What to do:
Could you repeat the records below exactly, leaving out any pictures?
═══ Data provided ═══
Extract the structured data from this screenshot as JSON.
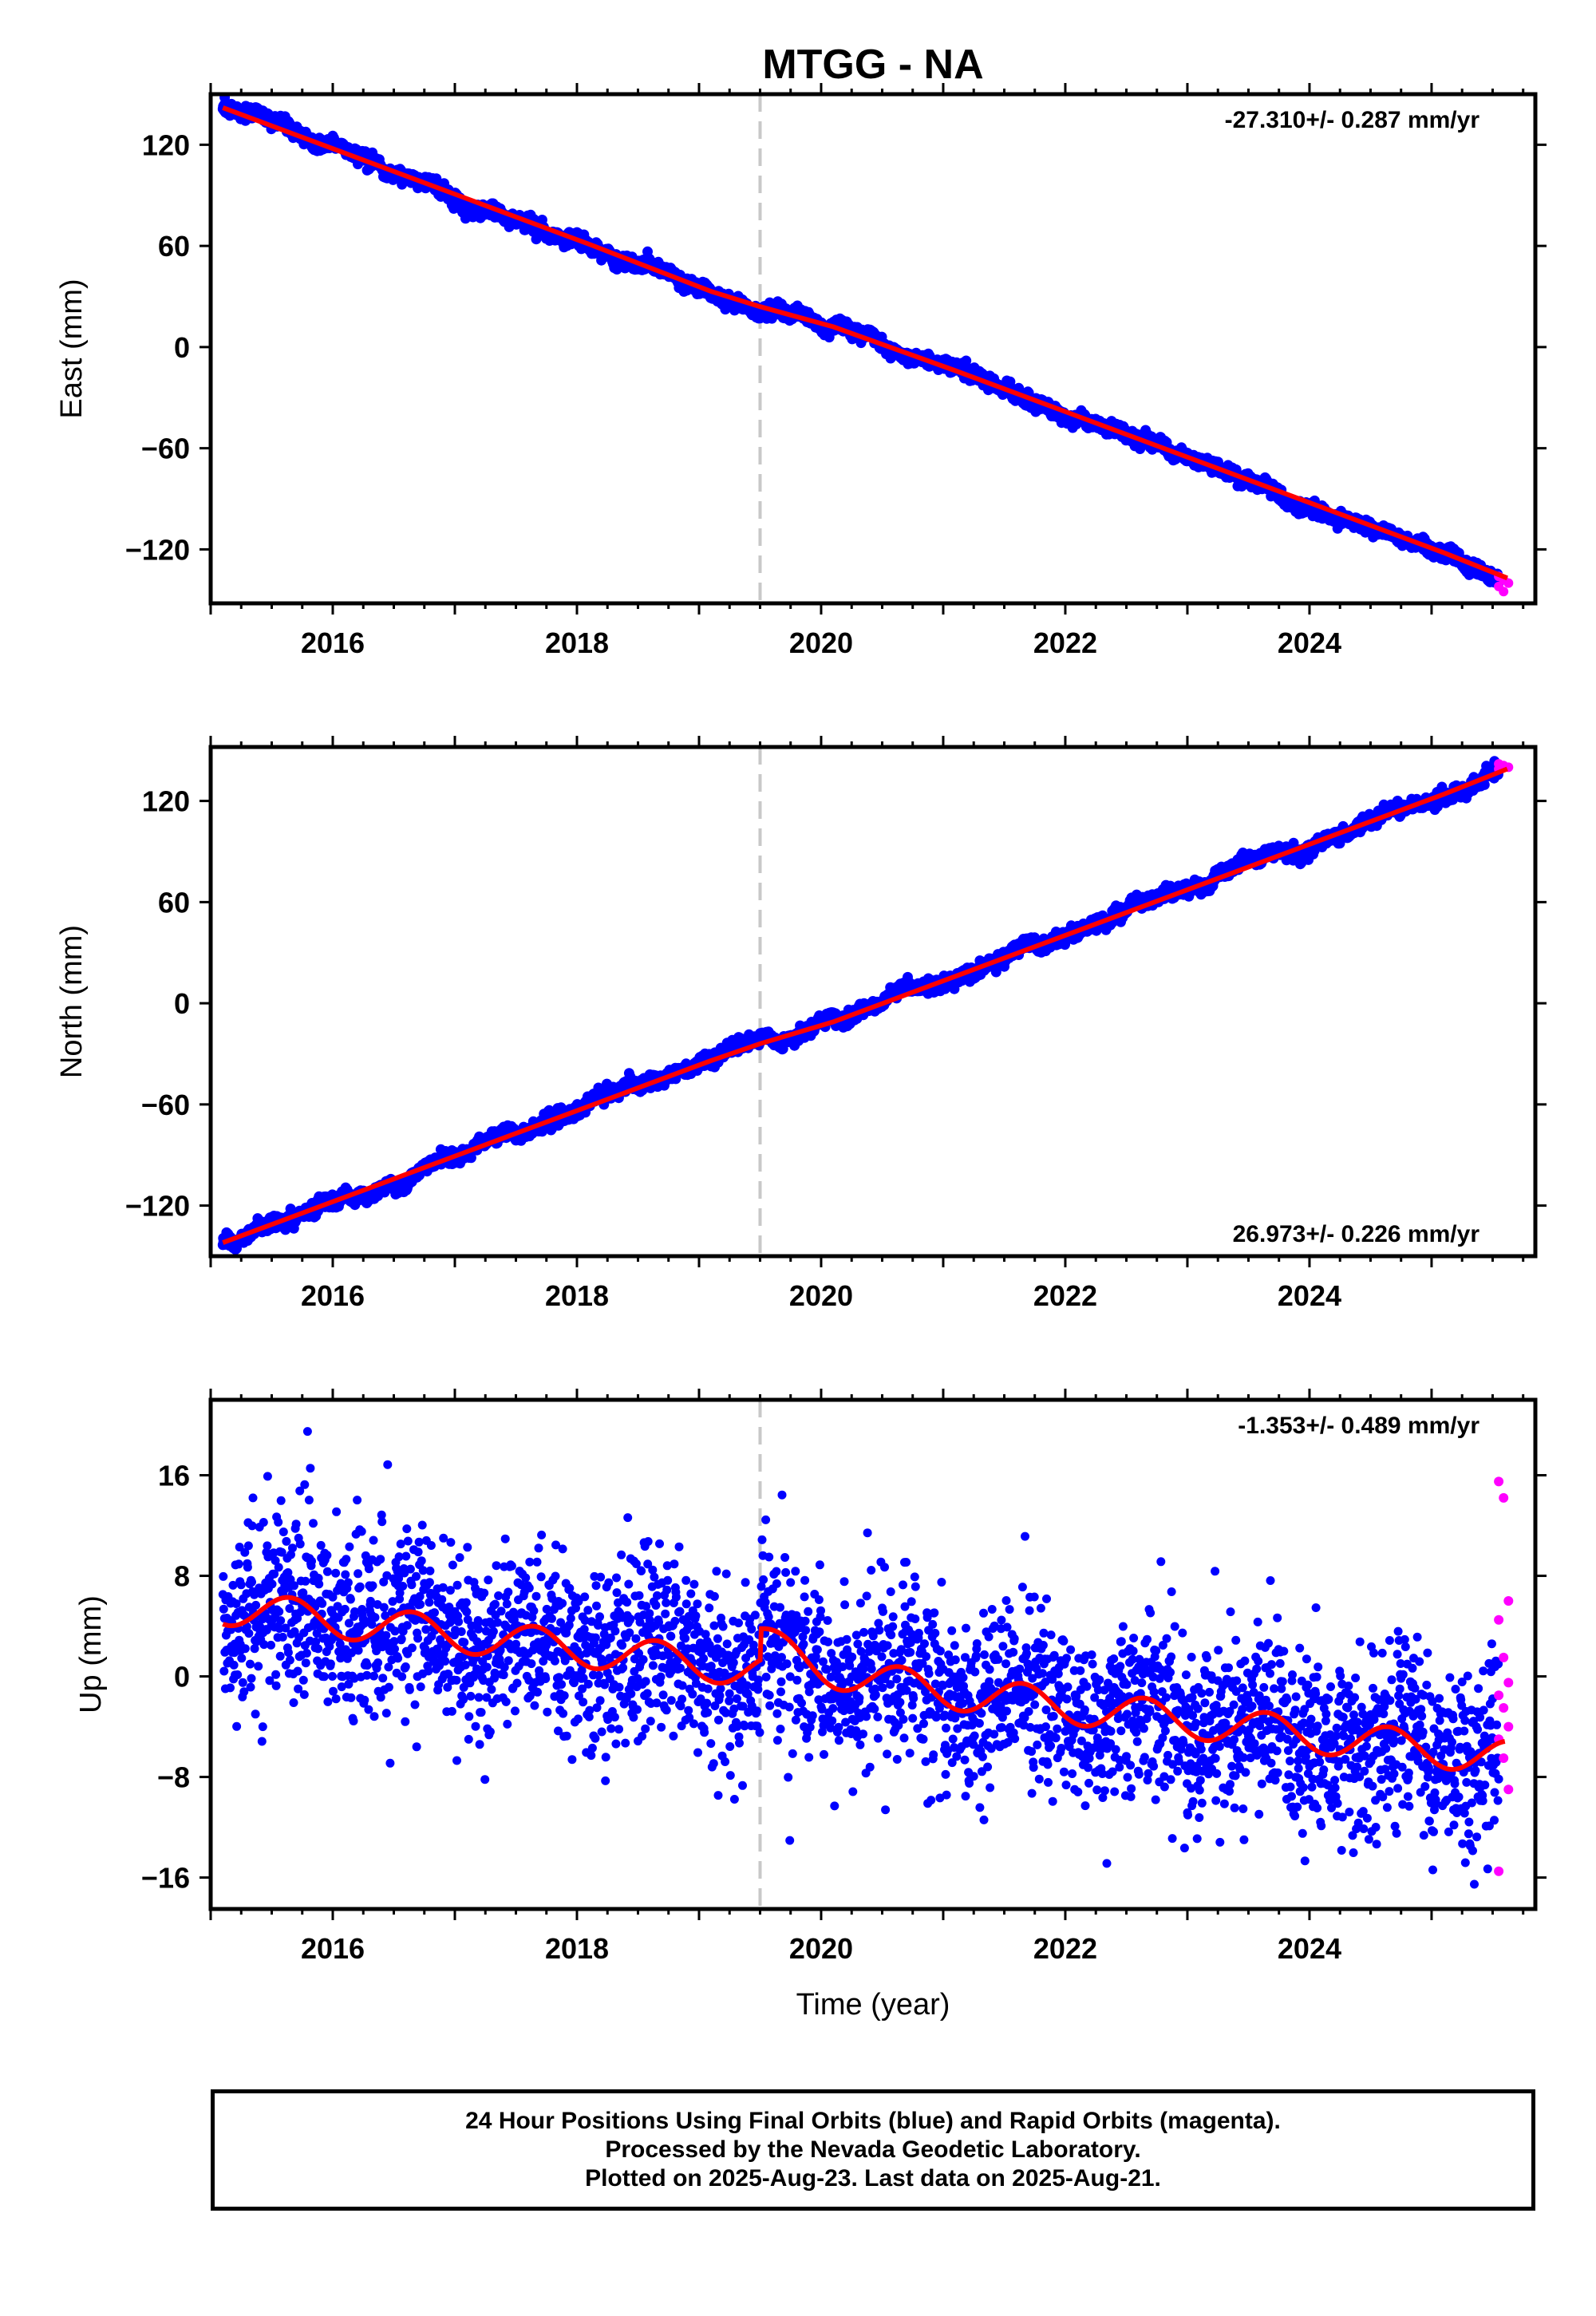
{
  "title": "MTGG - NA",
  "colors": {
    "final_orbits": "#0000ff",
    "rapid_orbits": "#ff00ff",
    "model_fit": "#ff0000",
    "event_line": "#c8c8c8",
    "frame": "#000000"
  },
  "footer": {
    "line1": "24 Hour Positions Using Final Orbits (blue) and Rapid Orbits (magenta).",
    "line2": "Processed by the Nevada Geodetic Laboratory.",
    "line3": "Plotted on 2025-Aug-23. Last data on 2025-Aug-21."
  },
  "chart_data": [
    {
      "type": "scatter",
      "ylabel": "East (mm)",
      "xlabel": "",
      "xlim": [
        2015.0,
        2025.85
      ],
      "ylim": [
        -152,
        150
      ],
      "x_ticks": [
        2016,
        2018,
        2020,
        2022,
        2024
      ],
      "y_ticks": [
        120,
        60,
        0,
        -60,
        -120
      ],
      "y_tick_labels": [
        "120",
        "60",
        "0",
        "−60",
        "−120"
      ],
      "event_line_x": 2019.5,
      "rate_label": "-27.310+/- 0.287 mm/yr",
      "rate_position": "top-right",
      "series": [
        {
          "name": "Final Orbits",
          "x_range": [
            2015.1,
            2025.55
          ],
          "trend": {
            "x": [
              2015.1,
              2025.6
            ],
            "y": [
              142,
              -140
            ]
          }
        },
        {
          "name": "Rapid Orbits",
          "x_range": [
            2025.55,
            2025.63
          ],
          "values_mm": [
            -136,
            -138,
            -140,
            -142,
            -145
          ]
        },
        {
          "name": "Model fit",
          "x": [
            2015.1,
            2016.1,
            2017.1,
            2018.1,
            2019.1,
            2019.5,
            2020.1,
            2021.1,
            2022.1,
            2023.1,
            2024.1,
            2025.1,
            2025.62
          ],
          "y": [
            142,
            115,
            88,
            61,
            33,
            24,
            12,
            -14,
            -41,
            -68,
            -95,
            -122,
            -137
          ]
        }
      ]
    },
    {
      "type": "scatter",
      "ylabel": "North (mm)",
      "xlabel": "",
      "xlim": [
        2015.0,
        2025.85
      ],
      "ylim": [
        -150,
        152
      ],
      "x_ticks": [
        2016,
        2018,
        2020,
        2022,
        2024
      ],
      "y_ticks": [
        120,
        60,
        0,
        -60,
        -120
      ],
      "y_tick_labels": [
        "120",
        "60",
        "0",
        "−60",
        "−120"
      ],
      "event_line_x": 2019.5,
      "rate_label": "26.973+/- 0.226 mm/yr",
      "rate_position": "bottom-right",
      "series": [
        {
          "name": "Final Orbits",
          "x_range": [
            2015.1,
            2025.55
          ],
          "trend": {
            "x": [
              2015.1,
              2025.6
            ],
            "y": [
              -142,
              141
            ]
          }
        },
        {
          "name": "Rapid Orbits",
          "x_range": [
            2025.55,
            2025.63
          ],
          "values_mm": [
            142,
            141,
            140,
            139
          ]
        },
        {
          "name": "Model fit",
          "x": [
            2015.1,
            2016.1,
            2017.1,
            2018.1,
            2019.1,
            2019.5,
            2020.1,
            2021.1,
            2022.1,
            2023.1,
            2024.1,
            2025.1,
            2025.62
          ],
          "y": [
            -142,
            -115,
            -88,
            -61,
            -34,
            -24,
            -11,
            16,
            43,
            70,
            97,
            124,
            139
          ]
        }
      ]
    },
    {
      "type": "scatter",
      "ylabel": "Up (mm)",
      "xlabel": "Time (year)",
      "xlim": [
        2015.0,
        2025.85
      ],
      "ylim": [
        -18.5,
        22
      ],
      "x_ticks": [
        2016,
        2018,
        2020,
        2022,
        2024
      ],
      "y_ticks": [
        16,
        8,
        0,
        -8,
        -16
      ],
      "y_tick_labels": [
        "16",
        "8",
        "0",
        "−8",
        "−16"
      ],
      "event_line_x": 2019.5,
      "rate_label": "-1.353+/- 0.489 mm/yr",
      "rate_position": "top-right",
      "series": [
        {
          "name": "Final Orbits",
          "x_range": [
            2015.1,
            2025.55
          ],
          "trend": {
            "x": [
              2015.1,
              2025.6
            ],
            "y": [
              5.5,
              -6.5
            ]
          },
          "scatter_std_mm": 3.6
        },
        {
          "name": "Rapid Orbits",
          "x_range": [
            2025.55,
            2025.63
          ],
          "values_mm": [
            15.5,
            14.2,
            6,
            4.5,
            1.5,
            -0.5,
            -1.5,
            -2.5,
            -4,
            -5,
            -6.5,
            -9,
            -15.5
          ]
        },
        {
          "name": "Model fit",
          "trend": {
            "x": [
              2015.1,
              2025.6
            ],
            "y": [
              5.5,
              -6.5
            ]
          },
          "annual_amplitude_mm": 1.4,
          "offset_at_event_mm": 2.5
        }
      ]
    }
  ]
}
═══
Exercise response:
Extract the structured data from this screenshot as JSON.
{
  "title": "MTGG - NA",
  "colors": {
    "final_orbits": "#0000ff",
    "rapid_orbits": "#ff00ff",
    "model_fit": "#ff0000",
    "event_line": "#c8c8c8",
    "frame": "#000000"
  },
  "footer": {
    "line1": "24 Hour Positions Using Final Orbits (blue) and Rapid Orbits (magenta).",
    "line2": "Processed by the Nevada Geodetic Laboratory.",
    "line3": "Plotted on 2025-Aug-23. Last data on 2025-Aug-21."
  },
  "chart_data": [
    {
      "type": "scatter",
      "ylabel": "East (mm)",
      "xlabel": "",
      "xlim": [
        2015.0,
        2025.85
      ],
      "ylim": [
        -152,
        150
      ],
      "x_ticks": [
        2016,
        2018,
        2020,
        2022,
        2024
      ],
      "y_ticks": [
        120,
        60,
        0,
        -60,
        -120
      ],
      "y_tick_labels": [
        "120",
        "60",
        "0",
        "−60",
        "−120"
      ],
      "event_line_x": 2019.5,
      "rate_label": "-27.310+/- 0.287 mm/yr",
      "rate_position": "top-right",
      "series": [
        {
          "name": "Final Orbits",
          "x_range": [
            2015.1,
            2025.55
          ],
          "trend": {
            "x": [
              2015.1,
              2025.6
            ],
            "y": [
              142,
              -140
            ]
          }
        },
        {
          "name": "Rapid Orbits",
          "x_range": [
            2025.55,
            2025.63
          ],
          "values_mm": [
            -136,
            -138,
            -140,
            -142,
            -145
          ]
        },
        {
          "name": "Model fit",
          "x": [
            2015.1,
            2016.1,
            2017.1,
            2018.1,
            2019.1,
            2019.5,
            2020.1,
            2021.1,
            2022.1,
            2023.1,
            2024.1,
            2025.1,
            2025.62
          ],
          "y": [
            142,
            115,
            88,
            61,
            33,
            24,
            12,
            -14,
            -41,
            -68,
            -95,
            -122,
            -137
          ]
        }
      ]
    },
    {
      "type": "scatter",
      "ylabel": "North (mm)",
      "xlabel": "",
      "xlim": [
        2015.0,
        2025.85
      ],
      "ylim": [
        -150,
        152
      ],
      "x_ticks": [
        2016,
        2018,
        2020,
        2022,
        2024
      ],
      "y_ticks": [
        120,
        60,
        0,
        -60,
        -120
      ],
      "y_tick_labels": [
        "120",
        "60",
        "0",
        "−60",
        "−120"
      ],
      "event_line_x": 2019.5,
      "rate_label": "26.973+/- 0.226 mm/yr",
      "rate_position": "bottom-right",
      "series": [
        {
          "name": "Final Orbits",
          "x_range": [
            2015.1,
            2025.55
          ],
          "trend": {
            "x": [
              2015.1,
              2025.6
            ],
            "y": [
              -142,
              141
            ]
          }
        },
        {
          "name": "Rapid Orbits",
          "x_range": [
            2025.55,
            2025.63
          ],
          "values_mm": [
            142,
            141,
            140,
            139
          ]
        },
        {
          "name": "Model fit",
          "x": [
            2015.1,
            2016.1,
            2017.1,
            2018.1,
            2019.1,
            2019.5,
            2020.1,
            2021.1,
            2022.1,
            2023.1,
            2024.1,
            2025.1,
            2025.62
          ],
          "y": [
            -142,
            -115,
            -88,
            -61,
            -34,
            -24,
            -11,
            16,
            43,
            70,
            97,
            124,
            139
          ]
        }
      ]
    },
    {
      "type": "scatter",
      "ylabel": "Up (mm)",
      "xlabel": "Time (year)",
      "xlim": [
        2015.0,
        2025.85
      ],
      "ylim": [
        -18.5,
        22
      ],
      "x_ticks": [
        2016,
        2018,
        2020,
        2022,
        2024
      ],
      "y_ticks": [
        16,
        8,
        0,
        -8,
        -16
      ],
      "y_tick_labels": [
        "16",
        "8",
        "0",
        "−8",
        "−16"
      ],
      "event_line_x": 2019.5,
      "rate_label": "-1.353+/- 0.489 mm/yr",
      "rate_position": "top-right",
      "series": [
        {
          "name": "Final Orbits",
          "x_range": [
            2015.1,
            2025.55
          ],
          "trend": {
            "x": [
              2015.1,
              2025.6
            ],
            "y": [
              5.5,
              -6.5
            ]
          },
          "scatter_std_mm": 3.6
        },
        {
          "name": "Rapid Orbits",
          "x_range": [
            2025.55,
            2025.63
          ],
          "values_mm": [
            15.5,
            14.2,
            6,
            4.5,
            1.5,
            -0.5,
            -1.5,
            -2.5,
            -4,
            -5,
            -6.5,
            -9,
            -15.5
          ]
        },
        {
          "name": "Model fit",
          "trend": {
            "x": [
              2015.1,
              2025.6
            ],
            "y": [
              5.5,
              -6.5
            ]
          },
          "annual_amplitude_mm": 1.4,
          "offset_at_event_mm": 2.5
        }
      ]
    }
  ]
}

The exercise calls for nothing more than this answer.